**EXERCISE TASK:** Pictures stay out of the copy; restate everything else in the material exactly.

======== DATASET RECORDS ========

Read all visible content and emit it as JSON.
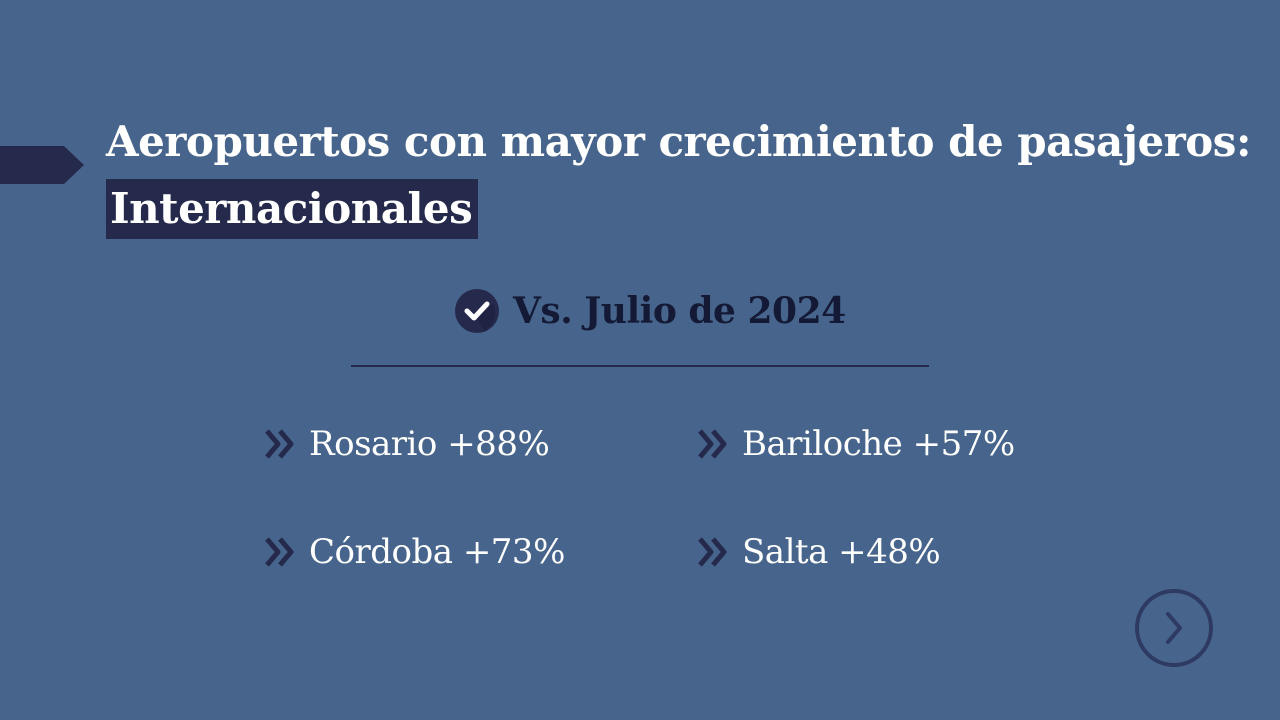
{
  "title": {
    "line1": "Aeropuertos con mayor crecimiento de pasajeros:",
    "highlight": "Internacionales"
  },
  "subtitle": {
    "icon": "check-circle-icon",
    "text": "Vs. Julio de 2024"
  },
  "items": [
    {
      "icon": "double-chevron-right-icon",
      "label": "Rosario +88%"
    },
    {
      "icon": "double-chevron-right-icon",
      "label": "Bariloche +57%"
    },
    {
      "icon": "double-chevron-right-icon",
      "label": "Córdoba +73%"
    },
    {
      "icon": "double-chevron-right-icon",
      "label": "Salta +48%"
    }
  ],
  "navigation": {
    "next_icon": "chevron-right-circle-icon"
  },
  "colors": {
    "background": "#47658c",
    "accent_dark": "#252a4d",
    "text_light": "#ffffff",
    "text_dark": "#141a35",
    "next_button": "#2f3a63"
  }
}
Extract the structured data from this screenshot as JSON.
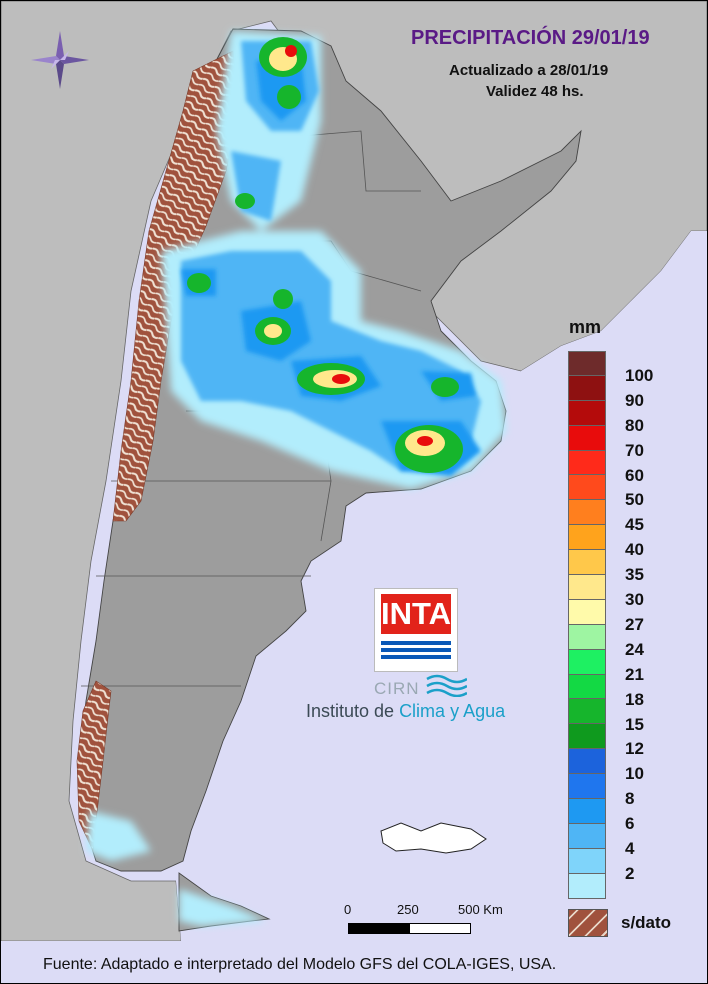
{
  "header": {
    "title": "PRECIPITACIÓN 29/01/19",
    "updated": "Actualizado a 28/01/19",
    "validity": "Validez 48 hs."
  },
  "legend": {
    "unit": "mm",
    "levels": [
      {
        "label": "100",
        "color": "#6e2b2b"
      },
      {
        "label": "90",
        "color": "#8e1111"
      },
      {
        "label": "80",
        "color": "#b40b0b"
      },
      {
        "label": "70",
        "color": "#e80c0c"
      },
      {
        "label": "60",
        "color": "#ff2a1a"
      },
      {
        "label": "50",
        "color": "#ff4a1c"
      },
      {
        "label": "45",
        "color": "#ff7f1e"
      },
      {
        "label": "40",
        "color": "#ffa31c"
      },
      {
        "label": "35",
        "color": "#ffc84a"
      },
      {
        "label": "30",
        "color": "#ffe88c"
      },
      {
        "label": "27",
        "color": "#fffaaa"
      },
      {
        "label": "24",
        "color": "#9ef5a2"
      },
      {
        "label": "21",
        "color": "#1ef062"
      },
      {
        "label": "18",
        "color": "#13d944"
      },
      {
        "label": "15",
        "color": "#16b52c"
      },
      {
        "label": "12",
        "color": "#0f9a1e"
      },
      {
        "label": "10",
        "color": "#1c63dc"
      },
      {
        "label": "8",
        "color": "#1f76ee"
      },
      {
        "label": "6",
        "color": "#1e99f2"
      },
      {
        "label": "4",
        "color": "#4fb5f5"
      },
      {
        "label": "2",
        "color": "#7fd4fa"
      },
      {
        "label": "",
        "color": "#b2edfc"
      }
    ],
    "no_data_label": "s/dato",
    "no_data_color": "#a0523d"
  },
  "logo": {
    "text": "INTA",
    "cirn": "CIRN",
    "institute_prefix": "Instituto de ",
    "institute_highlight": "Clima y Agua"
  },
  "scale": {
    "ticks": [
      "0",
      "250",
      "500 Km"
    ]
  },
  "footer": {
    "source": "Fuente: Adaptado e interpretado del Modelo GFS del COLA-IGES, USA."
  },
  "map": {
    "land_color": "#9d9d9d",
    "neighbor_color": "#bdbdbd",
    "ocean_color": "#dcdcf6",
    "rain_colors": {
      "light": "#b2edfc",
      "mid": "#4fb5f5",
      "heavy": "#1e99f2",
      "green": "#16b52c",
      "yellow": "#ffe88c",
      "orange": "#ff7f1e",
      "red": "#e80c0c"
    }
  }
}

========

**THE SOLUTION:**
Read all visible content and emit it as JSON.
{
  "title": {
    "line1": "Aeropuertos con mayor crecimiento de pasajeros:",
    "highlight": "Internacionales"
  },
  "subtitle": {
    "icon": "check-circle-icon",
    "text": "Vs. Julio de 2024"
  },
  "items": [
    {
      "icon": "double-chevron-right-icon",
      "label": "Rosario +88%"
    },
    {
      "icon": "double-chevron-right-icon",
      "label": "Bariloche +57%"
    },
    {
      "icon": "double-chevron-right-icon",
      "label": "Córdoba +73%"
    },
    {
      "icon": "double-chevron-right-icon",
      "label": "Salta +48%"
    }
  ],
  "navigation": {
    "next_icon": "chevron-right-circle-icon"
  },
  "colors": {
    "background": "#47658c",
    "accent_dark": "#252a4d",
    "text_light": "#ffffff",
    "text_dark": "#141a35",
    "next_button": "#2f3a63"
  }
}
Extract the structured data from this screenshot as JSON.
{
  "header": {
    "title": "PRECIPITACIÓN 29/01/19",
    "updated": "Actualizado a 28/01/19",
    "validity": "Validez 48 hs."
  },
  "legend": {
    "unit": "mm",
    "levels": [
      {
        "label": "100",
        "color": "#6e2b2b"
      },
      {
        "label": "90",
        "color": "#8e1111"
      },
      {
        "label": "80",
        "color": "#b40b0b"
      },
      {
        "label": "70",
        "color": "#e80c0c"
      },
      {
        "label": "60",
        "color": "#ff2a1a"
      },
      {
        "label": "50",
        "color": "#ff4a1c"
      },
      {
        "label": "45",
        "color": "#ff7f1e"
      },
      {
        "label": "40",
        "color": "#ffa31c"
      },
      {
        "label": "35",
        "color": "#ffc84a"
      },
      {
        "label": "30",
        "color": "#ffe88c"
      },
      {
        "label": "27",
        "color": "#fffaaa"
      },
      {
        "label": "24",
        "color": "#9ef5a2"
      },
      {
        "label": "21",
        "color": "#1ef062"
      },
      {
        "label": "18",
        "color": "#13d944"
      },
      {
        "label": "15",
        "color": "#16b52c"
      },
      {
        "label": "12",
        "color": "#0f9a1e"
      },
      {
        "label": "10",
        "color": "#1c63dc"
      },
      {
        "label": "8",
        "color": "#1f76ee"
      },
      {
        "label": "6",
        "color": "#1e99f2"
      },
      {
        "label": "4",
        "color": "#4fb5f5"
      },
      {
        "label": "2",
        "color": "#7fd4fa"
      },
      {
        "label": "",
        "color": "#b2edfc"
      }
    ],
    "no_data_label": "s/dato",
    "no_data_color": "#a0523d"
  },
  "logo": {
    "text": "INTA",
    "cirn": "CIRN",
    "institute_prefix": "Instituto de ",
    "institute_highlight": "Clima y Agua"
  },
  "scale": {
    "ticks": [
      "0",
      "250",
      "500 Km"
    ]
  },
  "footer": {
    "source": "Fuente: Adaptado e interpretado del Modelo GFS del COLA-IGES, USA."
  },
  "map": {
    "land_color": "#9d9d9d",
    "neighbor_color": "#bdbdbd",
    "ocean_color": "#dcdcf6",
    "rain_colors": {
      "light": "#b2edfc",
      "mid": "#4fb5f5",
      "heavy": "#1e99f2",
      "green": "#16b52c",
      "yellow": "#ffe88c",
      "orange": "#ff7f1e",
      "red": "#e80c0c"
    }
  }
}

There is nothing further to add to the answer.